Work to do:
Gather the lines below that include the string "vaikai", copying each in full.

___ Input material

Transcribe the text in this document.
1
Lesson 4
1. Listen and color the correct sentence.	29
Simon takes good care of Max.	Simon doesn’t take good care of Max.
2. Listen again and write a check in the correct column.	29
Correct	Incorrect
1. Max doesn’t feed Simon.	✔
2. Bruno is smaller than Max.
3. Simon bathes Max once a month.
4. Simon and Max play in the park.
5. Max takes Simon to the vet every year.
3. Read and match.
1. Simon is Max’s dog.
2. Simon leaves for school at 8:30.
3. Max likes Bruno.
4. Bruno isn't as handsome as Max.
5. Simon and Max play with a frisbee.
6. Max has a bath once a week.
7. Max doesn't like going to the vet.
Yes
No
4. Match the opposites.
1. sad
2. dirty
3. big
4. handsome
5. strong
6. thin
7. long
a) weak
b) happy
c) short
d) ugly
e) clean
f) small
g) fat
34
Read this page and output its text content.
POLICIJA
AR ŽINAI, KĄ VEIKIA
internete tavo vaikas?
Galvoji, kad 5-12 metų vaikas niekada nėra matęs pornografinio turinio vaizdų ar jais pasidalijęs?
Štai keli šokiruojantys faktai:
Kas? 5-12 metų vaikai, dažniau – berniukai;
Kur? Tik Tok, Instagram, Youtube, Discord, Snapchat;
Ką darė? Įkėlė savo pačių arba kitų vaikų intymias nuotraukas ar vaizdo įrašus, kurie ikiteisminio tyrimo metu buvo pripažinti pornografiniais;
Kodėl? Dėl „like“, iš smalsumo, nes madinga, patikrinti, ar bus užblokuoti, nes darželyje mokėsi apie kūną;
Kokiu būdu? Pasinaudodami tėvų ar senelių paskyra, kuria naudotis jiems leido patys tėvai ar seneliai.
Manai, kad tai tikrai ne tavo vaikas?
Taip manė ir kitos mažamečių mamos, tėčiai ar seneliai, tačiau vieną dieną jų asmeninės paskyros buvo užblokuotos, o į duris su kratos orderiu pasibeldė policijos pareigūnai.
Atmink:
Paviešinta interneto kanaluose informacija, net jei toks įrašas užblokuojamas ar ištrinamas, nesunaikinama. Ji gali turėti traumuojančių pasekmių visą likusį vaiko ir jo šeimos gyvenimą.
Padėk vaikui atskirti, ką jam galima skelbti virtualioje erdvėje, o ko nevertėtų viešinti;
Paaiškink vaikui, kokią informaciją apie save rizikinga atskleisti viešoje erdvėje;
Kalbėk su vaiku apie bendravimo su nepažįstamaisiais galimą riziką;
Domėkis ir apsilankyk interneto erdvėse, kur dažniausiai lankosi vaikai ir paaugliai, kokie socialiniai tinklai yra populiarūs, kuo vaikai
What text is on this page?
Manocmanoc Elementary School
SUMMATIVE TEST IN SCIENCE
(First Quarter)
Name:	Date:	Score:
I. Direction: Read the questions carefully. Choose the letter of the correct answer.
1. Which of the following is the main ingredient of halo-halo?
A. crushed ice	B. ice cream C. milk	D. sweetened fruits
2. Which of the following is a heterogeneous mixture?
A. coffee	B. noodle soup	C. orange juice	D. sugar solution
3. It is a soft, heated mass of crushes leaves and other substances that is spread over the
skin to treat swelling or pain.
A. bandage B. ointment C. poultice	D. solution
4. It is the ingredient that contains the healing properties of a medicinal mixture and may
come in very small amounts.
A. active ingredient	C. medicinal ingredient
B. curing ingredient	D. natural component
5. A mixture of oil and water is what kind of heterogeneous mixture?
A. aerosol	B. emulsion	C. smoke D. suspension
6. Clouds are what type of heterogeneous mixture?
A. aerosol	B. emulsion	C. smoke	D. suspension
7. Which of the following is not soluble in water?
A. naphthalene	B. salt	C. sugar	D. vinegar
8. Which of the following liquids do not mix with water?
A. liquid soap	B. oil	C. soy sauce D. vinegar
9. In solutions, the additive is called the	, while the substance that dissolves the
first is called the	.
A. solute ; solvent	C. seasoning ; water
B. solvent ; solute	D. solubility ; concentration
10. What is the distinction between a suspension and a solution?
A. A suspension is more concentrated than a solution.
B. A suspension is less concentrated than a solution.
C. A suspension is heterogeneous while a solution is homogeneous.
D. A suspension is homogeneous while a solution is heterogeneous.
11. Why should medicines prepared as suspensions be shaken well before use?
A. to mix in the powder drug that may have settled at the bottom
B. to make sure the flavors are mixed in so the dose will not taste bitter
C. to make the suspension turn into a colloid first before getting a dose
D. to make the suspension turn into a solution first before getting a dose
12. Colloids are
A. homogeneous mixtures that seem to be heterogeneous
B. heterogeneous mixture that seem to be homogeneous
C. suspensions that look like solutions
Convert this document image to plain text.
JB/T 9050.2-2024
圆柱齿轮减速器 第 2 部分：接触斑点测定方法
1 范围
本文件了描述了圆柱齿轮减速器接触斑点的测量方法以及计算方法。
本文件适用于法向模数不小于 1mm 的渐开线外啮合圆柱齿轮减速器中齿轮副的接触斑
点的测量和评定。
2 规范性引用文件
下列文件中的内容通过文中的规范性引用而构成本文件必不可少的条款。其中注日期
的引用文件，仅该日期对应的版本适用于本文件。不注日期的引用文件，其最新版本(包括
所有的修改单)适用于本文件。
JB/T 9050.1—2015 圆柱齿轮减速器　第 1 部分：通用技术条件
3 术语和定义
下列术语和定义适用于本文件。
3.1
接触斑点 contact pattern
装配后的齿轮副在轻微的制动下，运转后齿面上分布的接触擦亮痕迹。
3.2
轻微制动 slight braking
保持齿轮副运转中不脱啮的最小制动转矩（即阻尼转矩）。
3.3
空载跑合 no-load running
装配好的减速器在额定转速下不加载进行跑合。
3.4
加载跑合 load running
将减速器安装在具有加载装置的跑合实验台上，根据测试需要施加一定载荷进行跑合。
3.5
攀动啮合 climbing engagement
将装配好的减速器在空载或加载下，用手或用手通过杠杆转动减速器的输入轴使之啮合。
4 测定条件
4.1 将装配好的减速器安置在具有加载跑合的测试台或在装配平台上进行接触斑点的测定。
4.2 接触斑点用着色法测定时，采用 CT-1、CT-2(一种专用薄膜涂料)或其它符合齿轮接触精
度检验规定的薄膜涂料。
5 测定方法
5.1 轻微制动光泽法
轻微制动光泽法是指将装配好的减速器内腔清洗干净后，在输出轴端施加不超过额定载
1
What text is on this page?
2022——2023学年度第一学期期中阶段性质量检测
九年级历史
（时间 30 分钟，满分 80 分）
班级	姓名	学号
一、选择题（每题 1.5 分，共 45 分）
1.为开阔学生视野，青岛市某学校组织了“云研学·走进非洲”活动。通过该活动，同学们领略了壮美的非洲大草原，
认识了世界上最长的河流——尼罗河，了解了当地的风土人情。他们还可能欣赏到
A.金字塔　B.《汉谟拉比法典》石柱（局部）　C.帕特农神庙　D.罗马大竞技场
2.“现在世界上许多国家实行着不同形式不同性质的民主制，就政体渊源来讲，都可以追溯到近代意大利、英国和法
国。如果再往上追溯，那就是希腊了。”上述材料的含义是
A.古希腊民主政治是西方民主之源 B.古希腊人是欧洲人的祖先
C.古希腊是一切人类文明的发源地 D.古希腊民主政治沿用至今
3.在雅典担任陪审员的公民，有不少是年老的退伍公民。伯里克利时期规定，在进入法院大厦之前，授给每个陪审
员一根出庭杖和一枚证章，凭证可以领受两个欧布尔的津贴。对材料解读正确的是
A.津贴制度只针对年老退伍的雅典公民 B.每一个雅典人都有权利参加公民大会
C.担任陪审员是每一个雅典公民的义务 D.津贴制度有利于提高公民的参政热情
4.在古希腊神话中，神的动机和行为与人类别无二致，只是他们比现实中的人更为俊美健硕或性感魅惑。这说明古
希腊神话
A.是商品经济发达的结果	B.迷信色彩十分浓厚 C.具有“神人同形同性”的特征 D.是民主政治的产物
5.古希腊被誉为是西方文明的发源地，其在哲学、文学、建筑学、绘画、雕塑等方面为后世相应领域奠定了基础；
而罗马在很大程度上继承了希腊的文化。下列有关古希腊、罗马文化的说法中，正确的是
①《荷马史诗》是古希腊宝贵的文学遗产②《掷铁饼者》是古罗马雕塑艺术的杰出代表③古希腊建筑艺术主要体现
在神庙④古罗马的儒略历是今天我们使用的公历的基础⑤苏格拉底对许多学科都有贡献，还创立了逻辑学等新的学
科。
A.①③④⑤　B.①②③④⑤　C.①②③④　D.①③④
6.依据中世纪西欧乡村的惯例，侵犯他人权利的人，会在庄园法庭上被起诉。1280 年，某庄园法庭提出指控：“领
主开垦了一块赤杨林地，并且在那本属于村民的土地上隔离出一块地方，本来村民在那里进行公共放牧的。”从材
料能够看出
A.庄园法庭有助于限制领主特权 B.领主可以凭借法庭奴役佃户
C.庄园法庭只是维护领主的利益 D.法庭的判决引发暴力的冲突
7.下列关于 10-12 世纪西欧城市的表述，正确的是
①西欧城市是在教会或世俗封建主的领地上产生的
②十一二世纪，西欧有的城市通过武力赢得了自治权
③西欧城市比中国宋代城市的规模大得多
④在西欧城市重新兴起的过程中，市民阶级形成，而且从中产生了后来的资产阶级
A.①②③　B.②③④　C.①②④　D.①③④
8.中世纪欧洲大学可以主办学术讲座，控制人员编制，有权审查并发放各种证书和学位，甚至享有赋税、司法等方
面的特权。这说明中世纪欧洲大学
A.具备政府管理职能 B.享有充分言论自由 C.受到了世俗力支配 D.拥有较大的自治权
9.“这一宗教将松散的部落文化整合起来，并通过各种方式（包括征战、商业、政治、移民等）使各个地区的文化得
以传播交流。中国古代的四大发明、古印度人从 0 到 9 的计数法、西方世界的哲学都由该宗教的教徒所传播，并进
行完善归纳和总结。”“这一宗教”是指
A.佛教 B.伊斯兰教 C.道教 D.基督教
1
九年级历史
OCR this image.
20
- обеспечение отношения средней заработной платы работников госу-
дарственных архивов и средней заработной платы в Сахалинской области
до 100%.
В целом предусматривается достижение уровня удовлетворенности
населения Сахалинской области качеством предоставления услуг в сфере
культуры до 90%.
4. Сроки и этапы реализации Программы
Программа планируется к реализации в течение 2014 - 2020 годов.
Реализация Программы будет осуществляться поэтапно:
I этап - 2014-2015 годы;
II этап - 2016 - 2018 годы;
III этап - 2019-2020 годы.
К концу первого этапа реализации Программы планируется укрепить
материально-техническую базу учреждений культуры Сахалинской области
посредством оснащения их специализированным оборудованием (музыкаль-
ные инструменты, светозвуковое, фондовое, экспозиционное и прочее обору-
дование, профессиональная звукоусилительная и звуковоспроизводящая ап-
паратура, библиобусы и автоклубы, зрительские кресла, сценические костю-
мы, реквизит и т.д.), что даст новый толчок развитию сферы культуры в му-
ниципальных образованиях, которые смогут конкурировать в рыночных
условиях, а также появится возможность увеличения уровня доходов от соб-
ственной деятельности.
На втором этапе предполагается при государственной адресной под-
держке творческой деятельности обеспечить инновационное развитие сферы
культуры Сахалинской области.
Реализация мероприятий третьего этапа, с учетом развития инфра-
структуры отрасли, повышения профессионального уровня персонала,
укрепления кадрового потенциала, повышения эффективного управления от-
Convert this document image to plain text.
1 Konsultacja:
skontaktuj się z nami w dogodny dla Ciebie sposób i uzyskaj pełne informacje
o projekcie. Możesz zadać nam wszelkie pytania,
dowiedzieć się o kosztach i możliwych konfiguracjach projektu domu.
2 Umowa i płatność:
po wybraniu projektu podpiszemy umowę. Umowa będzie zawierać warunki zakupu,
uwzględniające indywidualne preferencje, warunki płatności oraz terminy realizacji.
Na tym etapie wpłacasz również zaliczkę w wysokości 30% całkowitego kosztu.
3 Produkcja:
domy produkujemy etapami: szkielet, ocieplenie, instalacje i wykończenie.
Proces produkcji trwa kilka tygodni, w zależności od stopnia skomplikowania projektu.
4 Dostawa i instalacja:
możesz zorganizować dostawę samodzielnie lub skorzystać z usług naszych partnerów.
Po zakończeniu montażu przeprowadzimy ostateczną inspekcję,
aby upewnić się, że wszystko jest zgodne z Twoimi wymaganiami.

______

Solution:
Kas? 5-12 metų vaikai, dažniau – berniukai;
Domėkis ir apsilankyk interneto erdvėse, kur dažniausiai lankosi vaikai ir paaugliai, kokie socialiniai tinklai yra populiarūs, kuo vaikai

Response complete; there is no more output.